**WHAT TO PRODUCE:** Print the range of lines that opens with the line containing "Extract the structured" and closes with the last line of the listing. Include both ends; print nothing more.

**DATA TO USE:**
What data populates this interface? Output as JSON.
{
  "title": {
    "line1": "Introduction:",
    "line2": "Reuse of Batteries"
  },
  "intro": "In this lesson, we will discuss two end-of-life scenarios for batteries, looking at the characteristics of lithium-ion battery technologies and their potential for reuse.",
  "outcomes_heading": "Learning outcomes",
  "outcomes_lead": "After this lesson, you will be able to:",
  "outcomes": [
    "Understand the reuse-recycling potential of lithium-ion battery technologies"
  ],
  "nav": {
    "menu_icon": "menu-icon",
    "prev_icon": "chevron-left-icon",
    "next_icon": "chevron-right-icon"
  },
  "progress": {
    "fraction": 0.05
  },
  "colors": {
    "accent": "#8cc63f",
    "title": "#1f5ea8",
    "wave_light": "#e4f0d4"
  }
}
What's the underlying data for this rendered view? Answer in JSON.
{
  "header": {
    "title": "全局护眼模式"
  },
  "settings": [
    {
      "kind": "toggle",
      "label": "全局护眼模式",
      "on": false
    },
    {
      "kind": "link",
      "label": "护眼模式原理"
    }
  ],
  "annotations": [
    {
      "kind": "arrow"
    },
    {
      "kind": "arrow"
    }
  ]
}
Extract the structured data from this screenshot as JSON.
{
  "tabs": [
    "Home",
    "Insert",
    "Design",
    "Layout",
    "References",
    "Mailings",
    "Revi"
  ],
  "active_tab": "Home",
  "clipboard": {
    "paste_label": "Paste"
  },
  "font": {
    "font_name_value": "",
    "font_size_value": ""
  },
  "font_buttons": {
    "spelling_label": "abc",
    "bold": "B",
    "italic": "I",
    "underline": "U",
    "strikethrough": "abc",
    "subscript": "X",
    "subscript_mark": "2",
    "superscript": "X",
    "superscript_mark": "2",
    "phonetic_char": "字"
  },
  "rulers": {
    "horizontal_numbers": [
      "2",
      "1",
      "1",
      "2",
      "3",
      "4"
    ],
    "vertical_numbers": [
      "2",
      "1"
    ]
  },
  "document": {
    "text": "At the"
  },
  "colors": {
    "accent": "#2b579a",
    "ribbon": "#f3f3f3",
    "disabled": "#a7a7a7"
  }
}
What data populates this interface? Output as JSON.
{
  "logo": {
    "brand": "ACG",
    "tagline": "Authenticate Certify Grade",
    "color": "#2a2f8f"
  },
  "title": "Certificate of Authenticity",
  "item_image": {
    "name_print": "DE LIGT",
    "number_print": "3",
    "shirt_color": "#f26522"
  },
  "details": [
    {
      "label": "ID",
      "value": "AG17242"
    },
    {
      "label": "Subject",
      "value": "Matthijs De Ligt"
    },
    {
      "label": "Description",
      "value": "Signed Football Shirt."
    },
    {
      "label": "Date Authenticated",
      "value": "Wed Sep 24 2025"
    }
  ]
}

**EXERCISE ANSWER:**
Extract the structured data from this screenshot as JSON.
{
  "tabs": [
    "Home",
    "Insert",
    "Design",
    "Layout",
    "References",
    "Mailings",
    "Revi"
  ],
  "active_tab": "Home",
  "clipboard": {
    "paste_label": "Paste"
  },
  "font": {
    "font_name_value": "",
    "font_size_value": ""
  },
  "font_buttons": {
    "spelling_label": "abc",
    "bold": "B",
    "italic": "I",
    "underline": "U",
    "strikethrough": "abc",
    "subscript": "X",
    "subscript_mark": "2",
    "superscript": "X",
    "superscript_mark": "2",
    "phonetic_char": "字"
  },
  "rulers": {
    "horizontal_numbers": [
      "2",
      "1",
      "1",
      "2",
      "3",
      "4"
    ],
    "vertical_numbers": [
      "2",
      "1"
    ]
  },
  "document": {
    "text": "At the"
  },
  "colors": {
    "accent": "#2b579a",
    "ribbon": "#f3f3f3",
    "disabled": "#a7a7a7"
  }
}
What data populates this interface? Output as JSON.
{
  "logo": {
    "brand": "ACG",
    "tagline": "Authenticate Certify Grade",
    "color": "#2a2f8f"
  },
  "title": "Certificate of Authenticity",
  "item_image": {
    "name_print": "DE LIGT",
    "number_print": "3",
    "shirt_color": "#f26522"
  },
  "details": [
    {
      "label": "ID",
      "value": "AG17242"
    },
    {
      "label": "Subject",
      "value": "Matthijs De Ligt"
    },
    {
      "label": "Description",
      "value": "Signed Football Shirt."
    },
    {
      "label": "Date Authenticated",
      "value": "Wed Sep 24 2025"
    }
  ]
}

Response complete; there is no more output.